[Data records]

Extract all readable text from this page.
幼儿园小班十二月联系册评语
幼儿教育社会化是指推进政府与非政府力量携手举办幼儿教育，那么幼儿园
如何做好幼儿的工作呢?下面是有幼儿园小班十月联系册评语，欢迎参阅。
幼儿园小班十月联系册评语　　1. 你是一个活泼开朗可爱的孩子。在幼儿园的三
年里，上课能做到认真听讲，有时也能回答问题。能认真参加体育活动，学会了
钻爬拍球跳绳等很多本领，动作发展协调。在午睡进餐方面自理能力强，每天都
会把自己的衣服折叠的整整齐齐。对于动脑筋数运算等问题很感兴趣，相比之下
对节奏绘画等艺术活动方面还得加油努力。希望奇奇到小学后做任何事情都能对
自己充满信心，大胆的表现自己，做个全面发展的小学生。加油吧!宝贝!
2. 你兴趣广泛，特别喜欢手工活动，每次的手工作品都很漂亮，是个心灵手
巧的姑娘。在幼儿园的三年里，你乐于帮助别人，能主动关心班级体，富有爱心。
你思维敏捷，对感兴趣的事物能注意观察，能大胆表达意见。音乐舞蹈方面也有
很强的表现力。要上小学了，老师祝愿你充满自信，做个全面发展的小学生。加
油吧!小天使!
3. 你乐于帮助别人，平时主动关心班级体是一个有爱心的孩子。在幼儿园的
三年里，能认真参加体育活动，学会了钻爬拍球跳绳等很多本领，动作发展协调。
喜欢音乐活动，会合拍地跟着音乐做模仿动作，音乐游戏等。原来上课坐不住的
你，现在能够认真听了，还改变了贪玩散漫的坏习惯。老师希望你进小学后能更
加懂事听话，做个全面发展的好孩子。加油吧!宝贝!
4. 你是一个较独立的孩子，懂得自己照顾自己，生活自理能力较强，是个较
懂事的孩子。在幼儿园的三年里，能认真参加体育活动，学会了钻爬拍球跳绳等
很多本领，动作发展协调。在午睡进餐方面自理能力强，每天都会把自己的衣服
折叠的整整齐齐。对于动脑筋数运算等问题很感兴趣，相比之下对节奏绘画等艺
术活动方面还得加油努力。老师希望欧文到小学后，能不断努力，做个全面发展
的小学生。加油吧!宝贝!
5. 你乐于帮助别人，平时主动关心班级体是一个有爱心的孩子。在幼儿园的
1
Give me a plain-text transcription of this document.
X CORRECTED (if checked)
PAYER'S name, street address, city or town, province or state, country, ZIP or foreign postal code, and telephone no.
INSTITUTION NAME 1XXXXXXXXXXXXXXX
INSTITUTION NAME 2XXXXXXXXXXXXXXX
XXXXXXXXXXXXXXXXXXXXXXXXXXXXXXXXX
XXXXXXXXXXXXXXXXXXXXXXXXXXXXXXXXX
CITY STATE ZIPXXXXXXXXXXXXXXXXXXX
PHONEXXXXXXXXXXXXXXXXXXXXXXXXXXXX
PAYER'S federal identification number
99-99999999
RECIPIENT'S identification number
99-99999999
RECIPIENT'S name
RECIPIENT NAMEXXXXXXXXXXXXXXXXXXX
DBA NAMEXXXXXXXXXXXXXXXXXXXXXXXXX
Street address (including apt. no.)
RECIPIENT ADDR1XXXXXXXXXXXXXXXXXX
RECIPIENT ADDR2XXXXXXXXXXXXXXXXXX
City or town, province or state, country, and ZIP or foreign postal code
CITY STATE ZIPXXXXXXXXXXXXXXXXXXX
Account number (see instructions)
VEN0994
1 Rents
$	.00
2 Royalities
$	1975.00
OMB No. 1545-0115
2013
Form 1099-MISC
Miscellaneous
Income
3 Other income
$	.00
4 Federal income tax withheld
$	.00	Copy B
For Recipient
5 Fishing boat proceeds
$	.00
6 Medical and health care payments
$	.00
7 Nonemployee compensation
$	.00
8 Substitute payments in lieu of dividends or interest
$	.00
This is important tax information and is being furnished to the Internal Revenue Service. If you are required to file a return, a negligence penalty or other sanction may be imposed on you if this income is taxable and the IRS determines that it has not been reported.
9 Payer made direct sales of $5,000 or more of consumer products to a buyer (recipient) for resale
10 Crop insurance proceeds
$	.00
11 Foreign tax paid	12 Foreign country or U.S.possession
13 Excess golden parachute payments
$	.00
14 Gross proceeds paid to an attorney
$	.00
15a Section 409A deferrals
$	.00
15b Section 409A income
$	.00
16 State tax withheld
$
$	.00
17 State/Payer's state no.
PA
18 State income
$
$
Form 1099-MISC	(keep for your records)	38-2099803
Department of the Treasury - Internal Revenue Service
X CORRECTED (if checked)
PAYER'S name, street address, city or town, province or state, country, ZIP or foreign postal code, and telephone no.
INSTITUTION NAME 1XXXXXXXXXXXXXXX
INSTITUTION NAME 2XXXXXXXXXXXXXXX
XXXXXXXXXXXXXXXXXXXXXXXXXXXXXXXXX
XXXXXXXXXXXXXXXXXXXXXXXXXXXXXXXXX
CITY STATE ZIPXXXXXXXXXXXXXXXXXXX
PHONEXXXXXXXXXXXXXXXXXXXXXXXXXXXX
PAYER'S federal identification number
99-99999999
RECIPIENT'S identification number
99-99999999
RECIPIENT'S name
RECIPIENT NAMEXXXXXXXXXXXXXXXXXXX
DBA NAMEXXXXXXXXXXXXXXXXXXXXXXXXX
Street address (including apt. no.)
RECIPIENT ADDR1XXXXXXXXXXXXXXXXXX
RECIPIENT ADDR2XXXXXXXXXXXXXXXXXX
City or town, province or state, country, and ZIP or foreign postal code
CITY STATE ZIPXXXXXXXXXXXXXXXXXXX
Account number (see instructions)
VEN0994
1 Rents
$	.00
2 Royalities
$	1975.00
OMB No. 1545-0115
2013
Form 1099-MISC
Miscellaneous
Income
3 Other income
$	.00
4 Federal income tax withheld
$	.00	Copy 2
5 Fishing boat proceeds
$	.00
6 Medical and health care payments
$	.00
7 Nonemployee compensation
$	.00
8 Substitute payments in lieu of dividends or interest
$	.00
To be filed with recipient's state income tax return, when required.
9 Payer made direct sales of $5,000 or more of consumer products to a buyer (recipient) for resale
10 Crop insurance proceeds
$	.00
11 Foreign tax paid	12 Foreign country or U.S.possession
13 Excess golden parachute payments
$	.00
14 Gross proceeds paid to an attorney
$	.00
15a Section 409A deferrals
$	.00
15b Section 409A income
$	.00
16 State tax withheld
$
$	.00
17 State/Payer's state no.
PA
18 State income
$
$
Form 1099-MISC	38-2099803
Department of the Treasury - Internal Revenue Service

## Work to be completed:
In the listing above, find the lines holding the word "你乐于帮助别人" and copy them.

## Result of this task:
巧的姑娘。在幼儿园的三年里，你乐于帮助别人，能主动关心班级体，富有爱心。
3. 你乐于帮助别人，平时主动关心班级体是一个有爱心的孩子。在幼儿园的
5. 你乐于帮助别人，平时主动关心班级体是一个有爱心的孩子。在幼儿园的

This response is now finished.